What needs to be done
Reproduce all of the data below without alteration; exclude every picture.

Record set
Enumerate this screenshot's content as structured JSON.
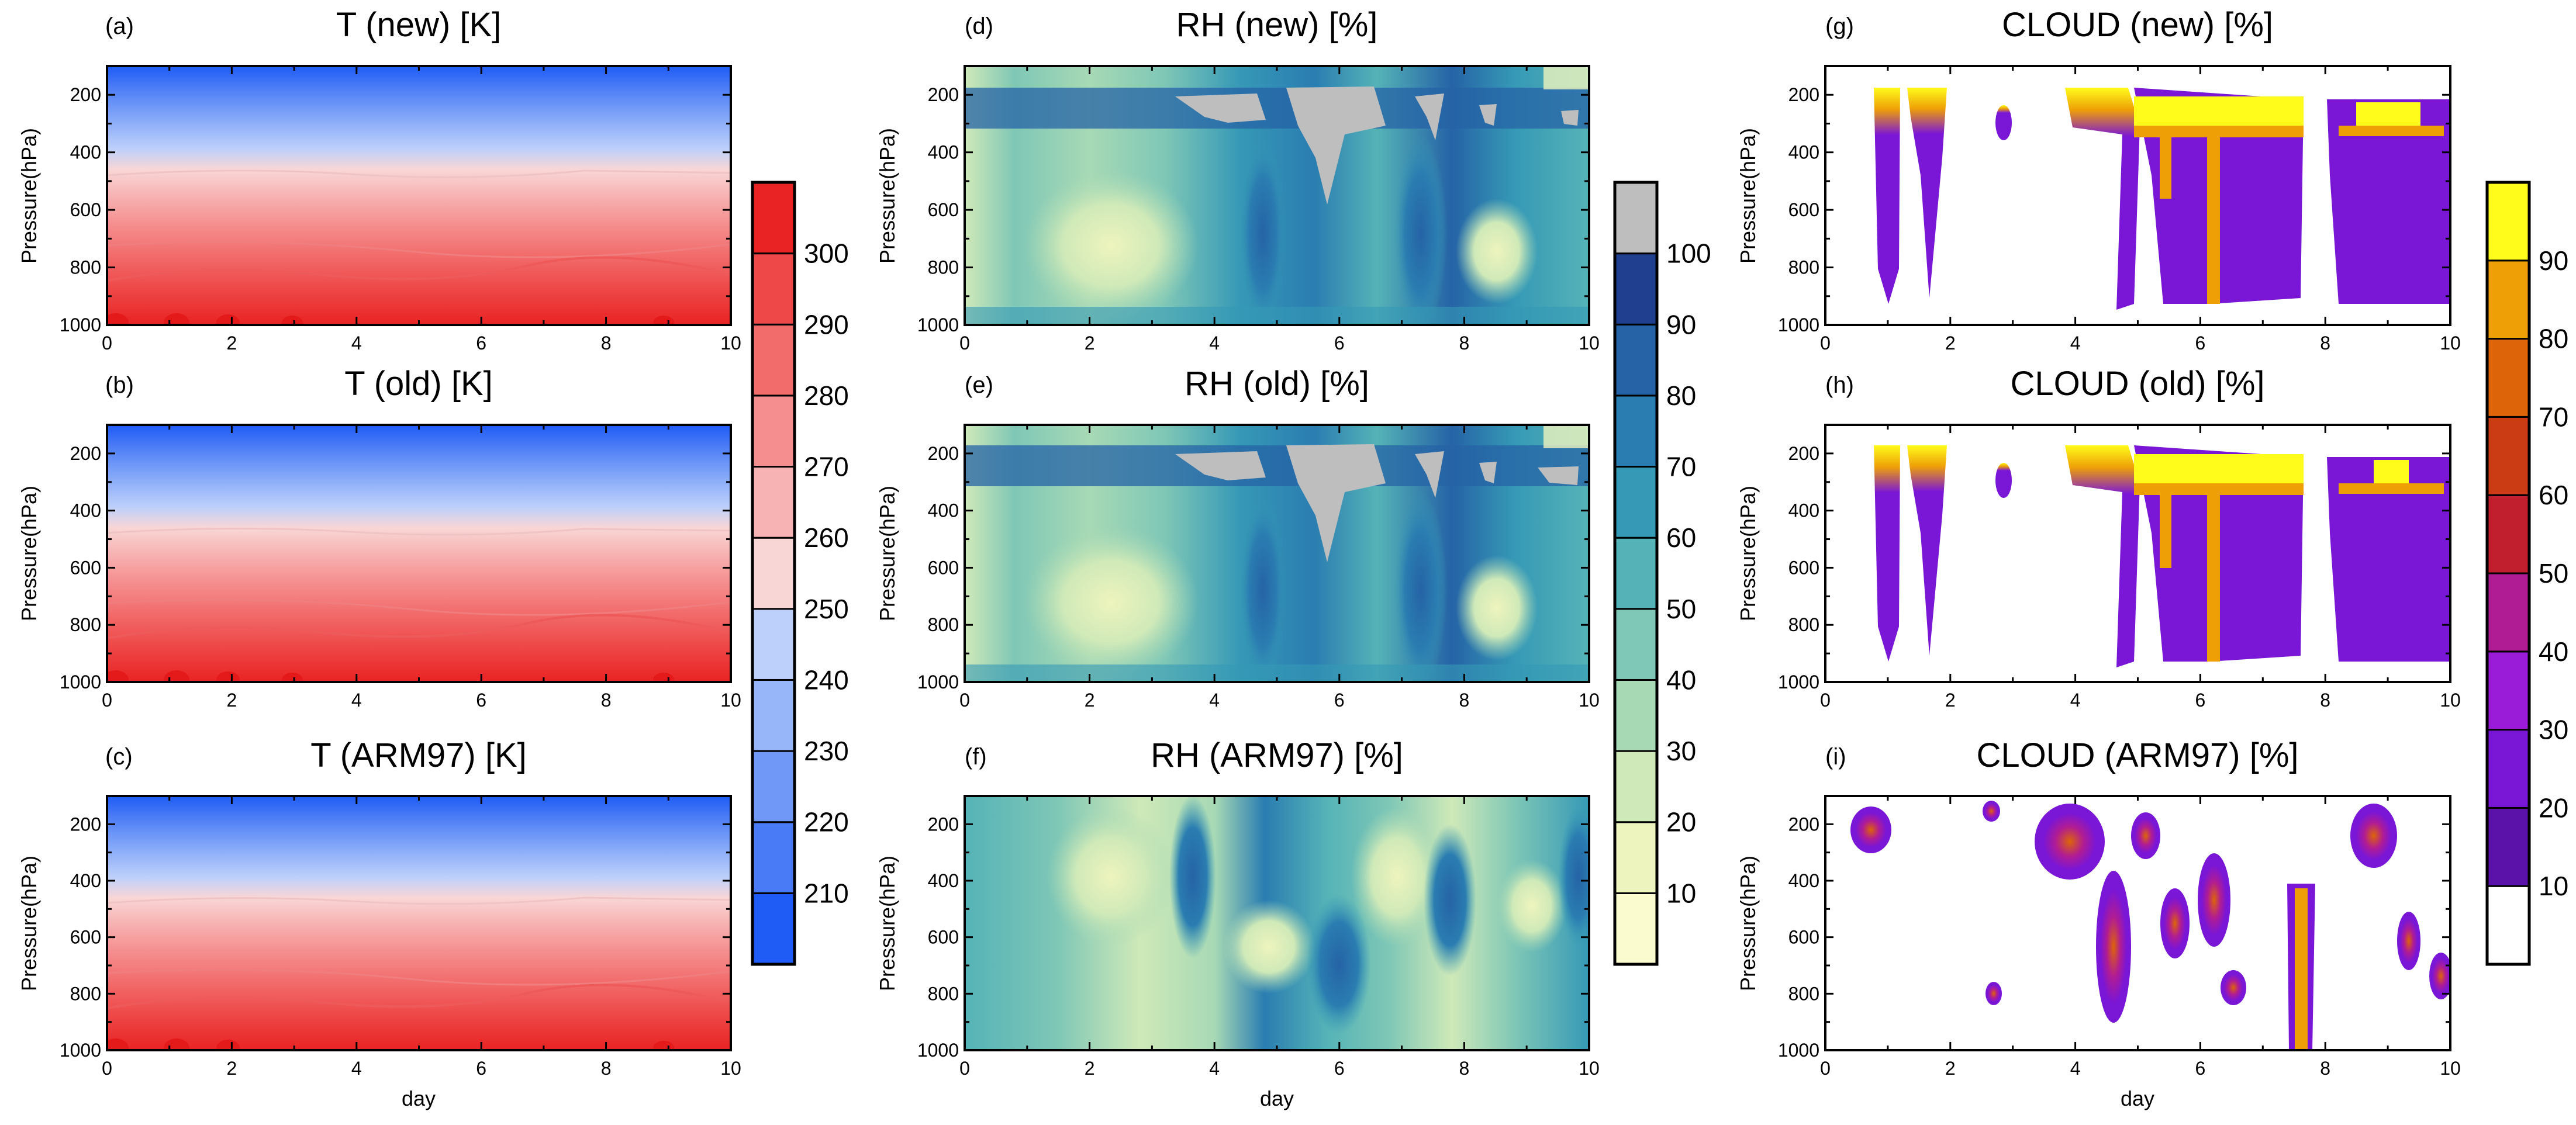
{
  "chart_data": [
    {
      "id": "a",
      "tag": "(a)",
      "type": "heatmap",
      "variable": "T",
      "title": "T (new) [K]",
      "xlabel": "",
      "ylabel": "Pressure(hPa)",
      "xlim": [
        0,
        10
      ],
      "ylim": [
        1000,
        100
      ],
      "xticks": [
        "0",
        "2",
        "4",
        "6",
        "8",
        "10"
      ],
      "yticks": [
        "200",
        "400",
        "600",
        "800",
        "1000"
      ],
      "levels": [
        210,
        220,
        230,
        240,
        250,
        260,
        270,
        280,
        290,
        300
      ],
      "profile_pressure_hPa": [
        100,
        150,
        200,
        250,
        300,
        350,
        400,
        500,
        600,
        700,
        800,
        900,
        1000
      ],
      "profile_value": [
        205,
        214,
        222,
        231,
        240,
        248,
        255,
        265,
        273,
        280,
        288,
        294,
        299
      ]
    },
    {
      "id": "b",
      "tag": "(b)",
      "type": "heatmap",
      "variable": "T",
      "title": "T (old) [K]",
      "xlabel": "",
      "ylabel": "Pressure(hPa)",
      "xlim": [
        0,
        10
      ],
      "ylim": [
        1000,
        100
      ],
      "xticks": [
        "0",
        "2",
        "4",
        "6",
        "8",
        "10"
      ],
      "yticks": [
        "200",
        "400",
        "600",
        "800",
        "1000"
      ],
      "levels": [
        210,
        220,
        230,
        240,
        250,
        260,
        270,
        280,
        290,
        300
      ],
      "profile_pressure_hPa": [
        100,
        150,
        200,
        250,
        300,
        350,
        400,
        500,
        600,
        700,
        800,
        900,
        1000
      ],
      "profile_value": [
        205,
        214,
        222,
        231,
        240,
        248,
        255,
        265,
        273,
        280,
        288,
        294,
        299
      ]
    },
    {
      "id": "c",
      "tag": "(c)",
      "type": "heatmap",
      "variable": "T",
      "title": "T (ARM97) [K]",
      "xlabel": "day",
      "ylabel": "Pressure(hPa)",
      "xlim": [
        0,
        10
      ],
      "ylim": [
        1000,
        100
      ],
      "xticks": [
        "0",
        "2",
        "4",
        "6",
        "8",
        "10"
      ],
      "yticks": [
        "200",
        "400",
        "600",
        "800",
        "1000"
      ],
      "levels": [
        210,
        220,
        230,
        240,
        250,
        260,
        270,
        280,
        290,
        300
      ],
      "profile_pressure_hPa": [
        100,
        150,
        200,
        250,
        300,
        350,
        400,
        500,
        600,
        700,
        800,
        900,
        1000
      ],
      "profile_value": [
        204,
        213,
        221,
        230,
        239,
        248,
        256,
        266,
        274,
        281,
        289,
        295,
        299
      ]
    },
    {
      "id": "d",
      "tag": "(d)",
      "type": "heatmap",
      "variable": "RH",
      "title": "RH (new) [%]",
      "xlabel": "",
      "ylabel": "Pressure(hPa)",
      "xlim": [
        0,
        10
      ],
      "ylim": [
        1000,
        100
      ],
      "xticks": [
        "0",
        "2",
        "4",
        "6",
        "8",
        "10"
      ],
      "yticks": [
        "200",
        "400",
        "600",
        "800",
        "1000"
      ],
      "levels": [
        10,
        20,
        30,
        40,
        50,
        60,
        70,
        80,
        90,
        100
      ]
    },
    {
      "id": "e",
      "tag": "(e)",
      "type": "heatmap",
      "variable": "RH",
      "title": "RH (old) [%]",
      "xlabel": "",
      "ylabel": "Pressure(hPa)",
      "xlim": [
        0,
        10
      ],
      "ylim": [
        1000,
        100
      ],
      "xticks": [
        "0",
        "2",
        "4",
        "6",
        "8",
        "10"
      ],
      "yticks": [
        "200",
        "400",
        "600",
        "800",
        "1000"
      ],
      "levels": [
        10,
        20,
        30,
        40,
        50,
        60,
        70,
        80,
        90,
        100
      ]
    },
    {
      "id": "f",
      "tag": "(f)",
      "type": "heatmap",
      "variable": "RH",
      "title": "RH (ARM97) [%]",
      "xlabel": "day",
      "ylabel": "Pressure(hPa)",
      "xlim": [
        0,
        10
      ],
      "ylim": [
        1000,
        100
      ],
      "xticks": [
        "0",
        "2",
        "4",
        "6",
        "8",
        "10"
      ],
      "yticks": [
        "200",
        "400",
        "600",
        "800",
        "1000"
      ],
      "levels": [
        10,
        20,
        30,
        40,
        50,
        60,
        70,
        80,
        90,
        100
      ]
    },
    {
      "id": "g",
      "tag": "(g)",
      "type": "heatmap",
      "variable": "CLOUD",
      "title": "CLOUD (new) [%]",
      "xlabel": "",
      "ylabel": "Pressure(hPa)",
      "xlim": [
        0,
        10
      ],
      "ylim": [
        1000,
        100
      ],
      "xticks": [
        "0",
        "2",
        "4",
        "6",
        "8",
        "10"
      ],
      "yticks": [
        "200",
        "400",
        "600",
        "800",
        "1000"
      ],
      "levels": [
        10,
        20,
        30,
        40,
        50,
        60,
        70,
        80,
        90
      ]
    },
    {
      "id": "h",
      "tag": "(h)",
      "type": "heatmap",
      "variable": "CLOUD",
      "title": "CLOUD (old) [%]",
      "xlabel": "",
      "ylabel": "Pressure(hPa)",
      "xlim": [
        0,
        10
      ],
      "ylim": [
        1000,
        100
      ],
      "xticks": [
        "0",
        "2",
        "4",
        "6",
        "8",
        "10"
      ],
      "yticks": [
        "200",
        "400",
        "600",
        "800",
        "1000"
      ],
      "levels": [
        10,
        20,
        30,
        40,
        50,
        60,
        70,
        80,
        90
      ]
    },
    {
      "id": "i",
      "tag": "(i)",
      "type": "heatmap",
      "variable": "CLOUD",
      "title": "CLOUD (ARM97) [%]",
      "xlabel": "day",
      "ylabel": "Pressure(hPa)",
      "xlim": [
        0,
        10
      ],
      "ylim": [
        1000,
        100
      ],
      "xticks": [
        "0",
        "2",
        "4",
        "6",
        "8",
        "10"
      ],
      "yticks": [
        "200",
        "400",
        "600",
        "800",
        "1000"
      ],
      "levels": [
        10,
        20,
        30,
        40,
        50,
        60,
        70,
        80,
        90
      ]
    }
  ],
  "colorbars": [
    {
      "id": "T",
      "labels": [
        "210",
        "220",
        "230",
        "240",
        "250",
        "260",
        "270",
        "280",
        "290",
        "300"
      ],
      "colors": [
        "#1e5cf5",
        "#4a7bf6",
        "#7099f7",
        "#97b5f9",
        "#bdd0fb",
        "#f9d6d6",
        "#f7b3b3",
        "#f58f8f",
        "#f26c6c",
        "#ee4848",
        "#e92323"
      ]
    },
    {
      "id": "RH",
      "labels": [
        "10",
        "20",
        "30",
        "40",
        "50",
        "60",
        "70",
        "80",
        "90",
        "100"
      ],
      "colors": [
        "#fbfbd0",
        "#eef4bd",
        "#cfe9b8",
        "#a7d9b5",
        "#7fc7b6",
        "#55b3b7",
        "#3699b6",
        "#2a7db1",
        "#2563a6",
        "#213f8f",
        "#bebebe"
      ]
    },
    {
      "id": "CLOUD",
      "labels": [
        "10",
        "20",
        "30",
        "40",
        "50",
        "60",
        "70",
        "80",
        "90"
      ],
      "colors": [
        "#ffffff",
        "#5a12a8",
        "#7a16d6",
        "#9a1cd8",
        "#b01c94",
        "#c21f2e",
        "#cc3c14",
        "#dd6408",
        "#ee9f06",
        "#fffc1c"
      ]
    }
  ]
}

Correct output
Enumerate this screenshot's content as structured JSON.
{
  "chart_data": [
    {
      "id": "a",
      "tag": "(a)",
      "type": "heatmap",
      "variable": "T",
      "title": "T (new) [K]",
      "xlabel": "",
      "ylabel": "Pressure(hPa)",
      "xlim": [
        0,
        10
      ],
      "ylim": [
        1000,
        100
      ],
      "xticks": [
        "0",
        "2",
        "4",
        "6",
        "8",
        "10"
      ],
      "yticks": [
        "200",
        "400",
        "600",
        "800",
        "1000"
      ],
      "levels": [
        210,
        220,
        230,
        240,
        250,
        260,
        270,
        280,
        290,
        300
      ],
      "profile_pressure_hPa": [
        100,
        150,
        200,
        250,
        300,
        350,
        400,
        500,
        600,
        700,
        800,
        900,
        1000
      ],
      "profile_value": [
        205,
        214,
        222,
        231,
        240,
        248,
        255,
        265,
        273,
        280,
        288,
        294,
        299
      ]
    },
    {
      "id": "b",
      "tag": "(b)",
      "type": "heatmap",
      "variable": "T",
      "title": "T (old) [K]",
      "xlabel": "",
      "ylabel": "Pressure(hPa)",
      "xlim": [
        0,
        10
      ],
      "ylim": [
        1000,
        100
      ],
      "xticks": [
        "0",
        "2",
        "4",
        "6",
        "8",
        "10"
      ],
      "yticks": [
        "200",
        "400",
        "600",
        "800",
        "1000"
      ],
      "levels": [
        210,
        220,
        230,
        240,
        250,
        260,
        270,
        280,
        290,
        300
      ],
      "profile_pressure_hPa": [
        100,
        150,
        200,
        250,
        300,
        350,
        400,
        500,
        600,
        700,
        800,
        900,
        1000
      ],
      "profile_value": [
        205,
        214,
        222,
        231,
        240,
        248,
        255,
        265,
        273,
        280,
        288,
        294,
        299
      ]
    },
    {
      "id": "c",
      "tag": "(c)",
      "type": "heatmap",
      "variable": "T",
      "title": "T (ARM97) [K]",
      "xlabel": "day",
      "ylabel": "Pressure(hPa)",
      "xlim": [
        0,
        10
      ],
      "ylim": [
        1000,
        100
      ],
      "xticks": [
        "0",
        "2",
        "4",
        "6",
        "8",
        "10"
      ],
      "yticks": [
        "200",
        "400",
        "600",
        "800",
        "1000"
      ],
      "levels": [
        210,
        220,
        230,
        240,
        250,
        260,
        270,
        280,
        290,
        300
      ],
      "profile_pressure_hPa": [
        100,
        150,
        200,
        250,
        300,
        350,
        400,
        500,
        600,
        700,
        800,
        900,
        1000
      ],
      "profile_value": [
        204,
        213,
        221,
        230,
        239,
        248,
        256,
        266,
        274,
        281,
        289,
        295,
        299
      ]
    },
    {
      "id": "d",
      "tag": "(d)",
      "type": "heatmap",
      "variable": "RH",
      "title": "RH (new) [%]",
      "xlabel": "",
      "ylabel": "Pressure(hPa)",
      "xlim": [
        0,
        10
      ],
      "ylim": [
        1000,
        100
      ],
      "xticks": [
        "0",
        "2",
        "4",
        "6",
        "8",
        "10"
      ],
      "yticks": [
        "200",
        "400",
        "600",
        "800",
        "1000"
      ],
      "levels": [
        10,
        20,
        30,
        40,
        50,
        60,
        70,
        80,
        90,
        100
      ]
    },
    {
      "id": "e",
      "tag": "(e)",
      "type": "heatmap",
      "variable": "RH",
      "title": "RH (old) [%]",
      "xlabel": "",
      "ylabel": "Pressure(hPa)",
      "xlim": [
        0,
        10
      ],
      "ylim": [
        1000,
        100
      ],
      "xticks": [
        "0",
        "2",
        "4",
        "6",
        "8",
        "10"
      ],
      "yticks": [
        "200",
        "400",
        "600",
        "800",
        "1000"
      ],
      "levels": [
        10,
        20,
        30,
        40,
        50,
        60,
        70,
        80,
        90,
        100
      ]
    },
    {
      "id": "f",
      "tag": "(f)",
      "type": "heatmap",
      "variable": "RH",
      "title": "RH (ARM97) [%]",
      "xlabel": "day",
      "ylabel": "Pressure(hPa)",
      "xlim": [
        0,
        10
      ],
      "ylim": [
        1000,
        100
      ],
      "xticks": [
        "0",
        "2",
        "4",
        "6",
        "8",
        "10"
      ],
      "yticks": [
        "200",
        "400",
        "600",
        "800",
        "1000"
      ],
      "levels": [
        10,
        20,
        30,
        40,
        50,
        60,
        70,
        80,
        90,
        100
      ]
    },
    {
      "id": "g",
      "tag": "(g)",
      "type": "heatmap",
      "variable": "CLOUD",
      "title": "CLOUD (new) [%]",
      "xlabel": "",
      "ylabel": "Pressure(hPa)",
      "xlim": [
        0,
        10
      ],
      "ylim": [
        1000,
        100
      ],
      "xticks": [
        "0",
        "2",
        "4",
        "6",
        "8",
        "10"
      ],
      "yticks": [
        "200",
        "400",
        "600",
        "800",
        "1000"
      ],
      "levels": [
        10,
        20,
        30,
        40,
        50,
        60,
        70,
        80,
        90
      ]
    },
    {
      "id": "h",
      "tag": "(h)",
      "type": "heatmap",
      "variable": "CLOUD",
      "title": "CLOUD (old) [%]",
      "xlabel": "",
      "ylabel": "Pressure(hPa)",
      "xlim": [
        0,
        10
      ],
      "ylim": [
        1000,
        100
      ],
      "xticks": [
        "0",
        "2",
        "4",
        "6",
        "8",
        "10"
      ],
      "yticks": [
        "200",
        "400",
        "600",
        "800",
        "1000"
      ],
      "levels": [
        10,
        20,
        30,
        40,
        50,
        60,
        70,
        80,
        90
      ]
    },
    {
      "id": "i",
      "tag": "(i)",
      "type": "heatmap",
      "variable": "CLOUD",
      "title": "CLOUD (ARM97) [%]",
      "xlabel": "day",
      "ylabel": "Pressure(hPa)",
      "xlim": [
        0,
        10
      ],
      "ylim": [
        1000,
        100
      ],
      "xticks": [
        "0",
        "2",
        "4",
        "6",
        "8",
        "10"
      ],
      "yticks": [
        "200",
        "400",
        "600",
        "800",
        "1000"
      ],
      "levels": [
        10,
        20,
        30,
        40,
        50,
        60,
        70,
        80,
        90
      ]
    }
  ],
  "colorbars": [
    {
      "id": "T",
      "labels": [
        "210",
        "220",
        "230",
        "240",
        "250",
        "260",
        "270",
        "280",
        "290",
        "300"
      ],
      "colors": [
        "#1e5cf5",
        "#4a7bf6",
        "#7099f7",
        "#97b5f9",
        "#bdd0fb",
        "#f9d6d6",
        "#f7b3b3",
        "#f58f8f",
        "#f26c6c",
        "#ee4848",
        "#e92323"
      ]
    },
    {
      "id": "RH",
      "labels": [
        "10",
        "20",
        "30",
        "40",
        "50",
        "60",
        "70",
        "80",
        "90",
        "100"
      ],
      "colors": [
        "#fbfbd0",
        "#eef4bd",
        "#cfe9b8",
        "#a7d9b5",
        "#7fc7b6",
        "#55b3b7",
        "#3699b6",
        "#2a7db1",
        "#2563a6",
        "#213f8f",
        "#bebebe"
      ]
    },
    {
      "id": "CLOUD",
      "labels": [
        "10",
        "20",
        "30",
        "40",
        "50",
        "60",
        "70",
        "80",
        "90"
      ],
      "colors": [
        "#ffffff",
        "#5a12a8",
        "#7a16d6",
        "#9a1cd8",
        "#b01c94",
        "#c21f2e",
        "#cc3c14",
        "#dd6408",
        "#ee9f06",
        "#fffc1c"
      ]
    }
  ]
}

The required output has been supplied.